_Job_
Copy out every line in which the string "Liquid" occurs.

┏━━

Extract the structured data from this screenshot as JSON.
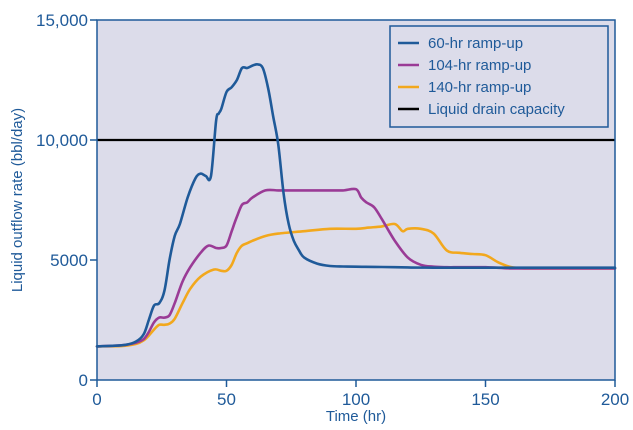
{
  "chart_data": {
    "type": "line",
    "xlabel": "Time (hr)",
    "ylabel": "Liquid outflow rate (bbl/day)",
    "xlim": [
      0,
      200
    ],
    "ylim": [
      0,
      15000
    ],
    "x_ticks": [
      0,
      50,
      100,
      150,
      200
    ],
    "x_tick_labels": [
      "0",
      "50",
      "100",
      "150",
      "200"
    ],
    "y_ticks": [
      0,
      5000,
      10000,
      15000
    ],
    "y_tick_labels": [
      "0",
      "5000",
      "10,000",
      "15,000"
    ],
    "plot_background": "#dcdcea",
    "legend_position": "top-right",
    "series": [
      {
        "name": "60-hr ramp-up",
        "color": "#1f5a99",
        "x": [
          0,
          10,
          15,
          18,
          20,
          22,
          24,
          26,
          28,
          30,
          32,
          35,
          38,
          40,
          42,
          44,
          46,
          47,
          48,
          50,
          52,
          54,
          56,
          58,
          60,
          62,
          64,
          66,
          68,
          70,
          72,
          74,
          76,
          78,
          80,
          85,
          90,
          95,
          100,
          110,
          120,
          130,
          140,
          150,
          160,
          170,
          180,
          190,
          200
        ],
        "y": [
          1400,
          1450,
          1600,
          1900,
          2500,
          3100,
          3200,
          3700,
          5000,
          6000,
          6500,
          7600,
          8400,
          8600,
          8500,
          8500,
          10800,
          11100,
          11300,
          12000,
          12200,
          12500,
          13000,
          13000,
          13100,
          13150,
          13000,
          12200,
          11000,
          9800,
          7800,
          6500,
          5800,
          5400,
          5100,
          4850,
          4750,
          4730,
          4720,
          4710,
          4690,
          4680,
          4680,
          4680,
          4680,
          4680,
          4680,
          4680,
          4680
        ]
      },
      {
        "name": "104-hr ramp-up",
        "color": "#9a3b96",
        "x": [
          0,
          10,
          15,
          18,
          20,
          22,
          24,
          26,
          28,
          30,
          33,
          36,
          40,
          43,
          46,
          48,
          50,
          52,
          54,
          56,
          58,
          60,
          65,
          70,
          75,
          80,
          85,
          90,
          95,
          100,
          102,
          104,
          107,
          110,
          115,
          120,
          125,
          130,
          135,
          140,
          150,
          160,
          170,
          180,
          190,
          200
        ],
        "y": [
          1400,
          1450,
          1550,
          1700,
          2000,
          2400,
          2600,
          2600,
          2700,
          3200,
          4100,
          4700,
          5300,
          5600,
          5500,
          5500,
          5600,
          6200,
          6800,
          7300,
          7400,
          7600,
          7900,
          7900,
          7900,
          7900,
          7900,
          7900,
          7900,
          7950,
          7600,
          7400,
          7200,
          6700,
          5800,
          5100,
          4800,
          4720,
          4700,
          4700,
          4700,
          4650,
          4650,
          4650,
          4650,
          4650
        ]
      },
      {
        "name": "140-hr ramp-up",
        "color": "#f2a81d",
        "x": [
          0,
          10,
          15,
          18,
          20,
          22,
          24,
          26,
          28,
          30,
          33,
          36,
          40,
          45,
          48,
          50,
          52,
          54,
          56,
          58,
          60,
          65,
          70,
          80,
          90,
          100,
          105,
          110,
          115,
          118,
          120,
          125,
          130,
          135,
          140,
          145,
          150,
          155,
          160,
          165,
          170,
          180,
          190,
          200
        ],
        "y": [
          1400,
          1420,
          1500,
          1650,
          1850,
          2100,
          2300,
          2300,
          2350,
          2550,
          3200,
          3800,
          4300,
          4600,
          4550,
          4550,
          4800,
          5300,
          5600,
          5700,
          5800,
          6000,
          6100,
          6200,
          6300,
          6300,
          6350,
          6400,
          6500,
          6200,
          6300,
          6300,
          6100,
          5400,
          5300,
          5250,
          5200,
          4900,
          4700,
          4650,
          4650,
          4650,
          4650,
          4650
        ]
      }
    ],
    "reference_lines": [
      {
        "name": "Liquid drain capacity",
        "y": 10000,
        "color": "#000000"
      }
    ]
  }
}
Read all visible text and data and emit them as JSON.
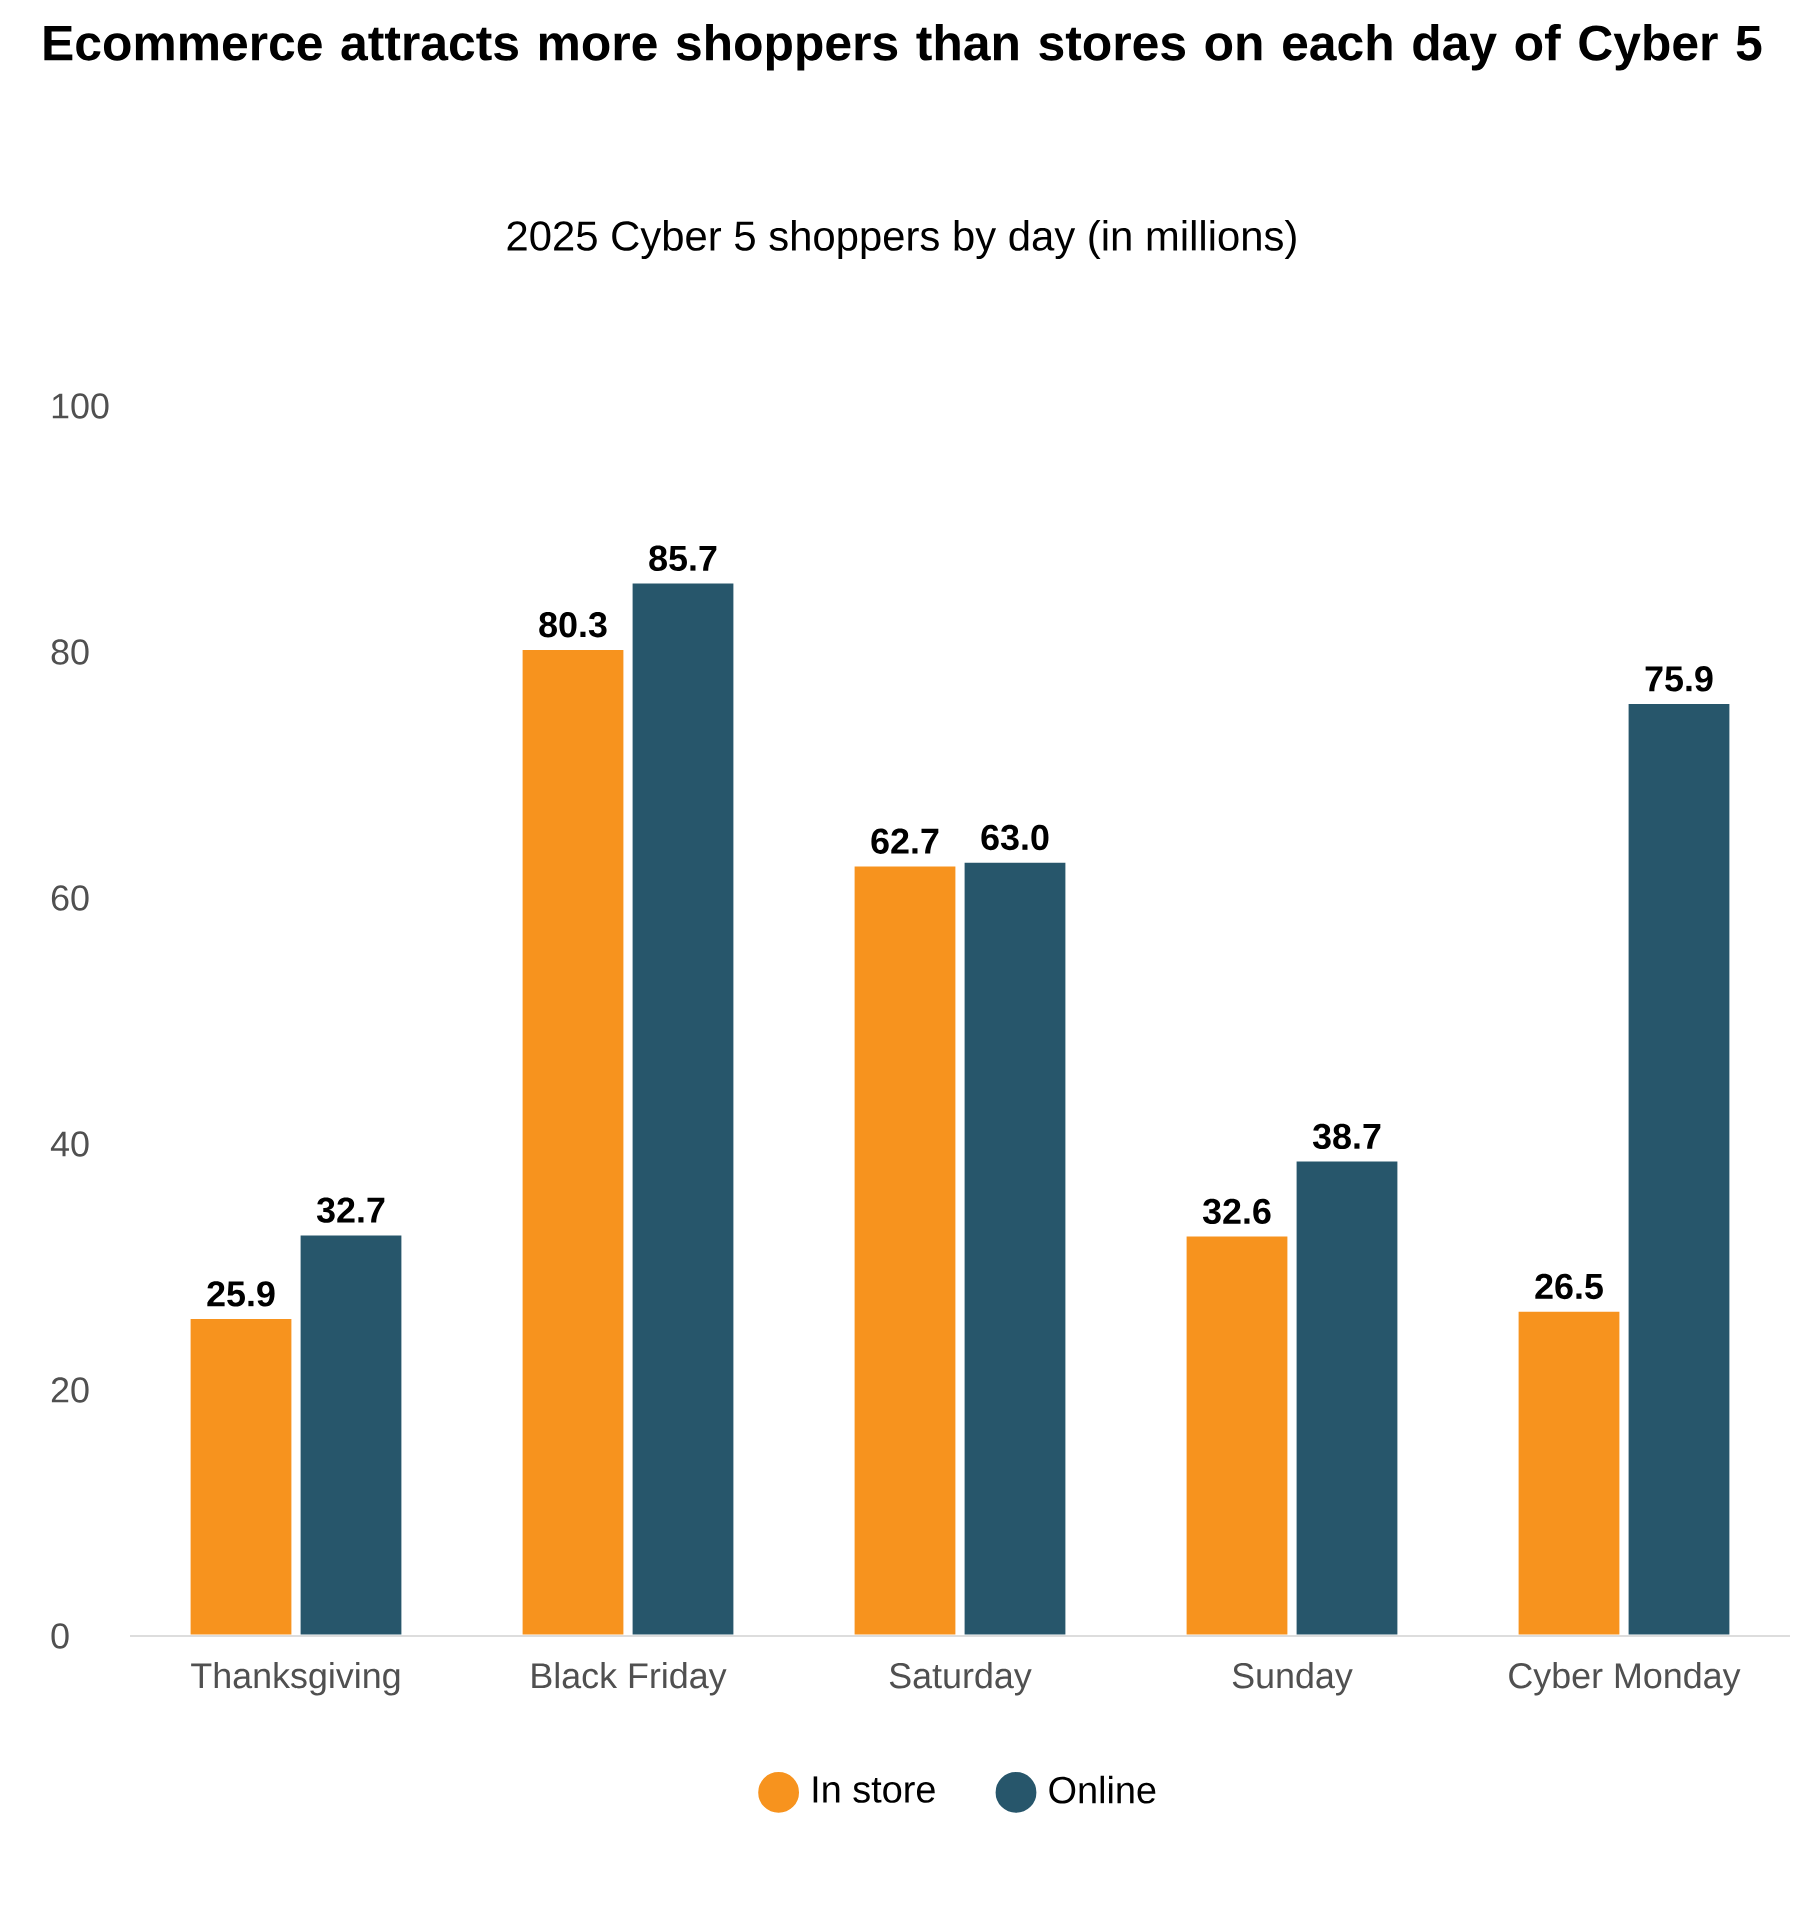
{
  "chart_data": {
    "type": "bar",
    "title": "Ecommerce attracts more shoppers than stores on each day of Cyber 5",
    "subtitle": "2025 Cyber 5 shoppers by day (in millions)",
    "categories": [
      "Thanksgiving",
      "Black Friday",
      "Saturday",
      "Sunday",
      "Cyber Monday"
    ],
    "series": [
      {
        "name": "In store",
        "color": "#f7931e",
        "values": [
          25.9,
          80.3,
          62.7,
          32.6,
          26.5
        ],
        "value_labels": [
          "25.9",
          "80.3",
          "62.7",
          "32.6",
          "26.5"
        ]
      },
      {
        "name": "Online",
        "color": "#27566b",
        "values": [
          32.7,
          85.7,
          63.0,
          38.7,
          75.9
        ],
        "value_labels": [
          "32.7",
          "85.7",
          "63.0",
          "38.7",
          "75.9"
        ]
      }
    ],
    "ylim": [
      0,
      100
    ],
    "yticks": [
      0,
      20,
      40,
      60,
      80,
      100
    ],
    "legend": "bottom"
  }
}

┗━━

_Result for this task_
    "ylabel": "Liquid outflow rate (bbl/day)",
        "name": "Liquid drain capacity",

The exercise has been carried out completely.